→ **Exercise directions**: Every record must be repeated exactly, with no omission.

→ **Dataset extract**:

§ §

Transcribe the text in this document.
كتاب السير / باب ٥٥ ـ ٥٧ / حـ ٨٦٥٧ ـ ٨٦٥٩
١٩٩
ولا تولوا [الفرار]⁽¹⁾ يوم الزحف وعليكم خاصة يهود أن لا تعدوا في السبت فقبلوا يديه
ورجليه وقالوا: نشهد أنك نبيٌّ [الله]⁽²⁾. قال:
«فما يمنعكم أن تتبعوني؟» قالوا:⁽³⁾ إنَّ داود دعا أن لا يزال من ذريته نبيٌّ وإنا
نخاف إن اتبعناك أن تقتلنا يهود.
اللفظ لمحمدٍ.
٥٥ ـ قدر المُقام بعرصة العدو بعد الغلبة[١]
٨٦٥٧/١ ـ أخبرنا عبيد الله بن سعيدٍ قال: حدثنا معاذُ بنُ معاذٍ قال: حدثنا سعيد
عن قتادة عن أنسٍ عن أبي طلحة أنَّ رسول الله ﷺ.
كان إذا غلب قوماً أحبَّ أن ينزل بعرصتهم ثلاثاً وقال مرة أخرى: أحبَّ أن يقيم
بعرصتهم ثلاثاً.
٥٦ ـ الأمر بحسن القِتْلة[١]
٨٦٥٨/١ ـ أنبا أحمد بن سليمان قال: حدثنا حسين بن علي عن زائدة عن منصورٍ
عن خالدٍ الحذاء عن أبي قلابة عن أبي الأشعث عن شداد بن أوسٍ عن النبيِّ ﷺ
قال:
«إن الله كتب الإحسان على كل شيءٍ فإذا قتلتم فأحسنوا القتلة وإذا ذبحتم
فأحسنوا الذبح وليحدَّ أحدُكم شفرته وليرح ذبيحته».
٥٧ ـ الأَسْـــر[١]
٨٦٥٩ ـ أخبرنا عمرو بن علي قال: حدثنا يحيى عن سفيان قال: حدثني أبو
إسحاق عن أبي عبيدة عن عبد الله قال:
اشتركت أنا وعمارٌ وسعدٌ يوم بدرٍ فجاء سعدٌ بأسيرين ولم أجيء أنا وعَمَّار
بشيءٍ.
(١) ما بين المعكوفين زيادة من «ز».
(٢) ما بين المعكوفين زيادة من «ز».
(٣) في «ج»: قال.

§ §

→ **Expected answer**:
Transcribe the text in this document.
كتاب السير / باب ٥٥ ـ ٥٧ / حـ ٨٦٥٧ ـ ٨٦٥٩
١٩٩
ولا تولوا [الفرار]⁽¹⁾ يوم الزحف وعليكم خاصة يهود أن لا تعدوا في السبت فقبلوا يديه
ورجليه وقالوا: نشهد أنك نبيٌّ [الله]⁽²⁾. قال:
«فما يمنعكم أن تتبعوني؟» قالوا:⁽³⁾ إنَّ داود دعا أن لا يزال من ذريته نبيٌّ وإنا
نخاف إن اتبعناك أن تقتلنا يهود.
اللفظ لمحمدٍ.
٥٥ ـ قدر المُقام بعرصة العدو بعد الغلبة[١]
٨٦٥٧/١ ـ أخبرنا عبيد الله بن سعيدٍ قال: حدثنا معاذُ بنُ معاذٍ قال: حدثنا سعيد
عن قتادة عن أنسٍ عن أبي طلحة أنَّ رسول الله ﷺ.
كان إذا غلب قوماً أحبَّ أن ينزل بعرصتهم ثلاثاً وقال مرة أخرى: أحبَّ أن يقيم
بعرصتهم ثلاثاً.
٥٦ ـ الأمر بحسن القِتْلة[١]
٨٦٥٨/١ ـ أنبا أحمد بن سليمان قال: حدثنا حسين بن علي عن زائدة عن منصورٍ
عن خالدٍ الحذاء عن أبي قلابة عن أبي الأشعث عن شداد بن أوسٍ عن النبيِّ ﷺ
قال:
«إن الله كتب الإحسان على كل شيءٍ فإذا قتلتم فأحسنوا القتلة وإذا ذبحتم
فأحسنوا الذبح وليحدَّ أحدُكم شفرته وليرح ذبيحته».
٥٧ ـ الأَسْـــر[١]
٨٦٥٩ ـ أخبرنا عمرو بن علي قال: حدثنا يحيى عن سفيان قال: حدثني أبو
إسحاق عن أبي عبيدة عن عبد الله قال:
اشتركت أنا وعمارٌ وسعدٌ يوم بدرٍ فجاء سعدٌ بأسيرين ولم أجيء أنا وعَمَّار
بشيءٍ.
(١) ما بين المعكوفين زيادة من «ز».
(٢) ما بين المعكوفين زيادة من «ز».
(٣) في «ج»: قال.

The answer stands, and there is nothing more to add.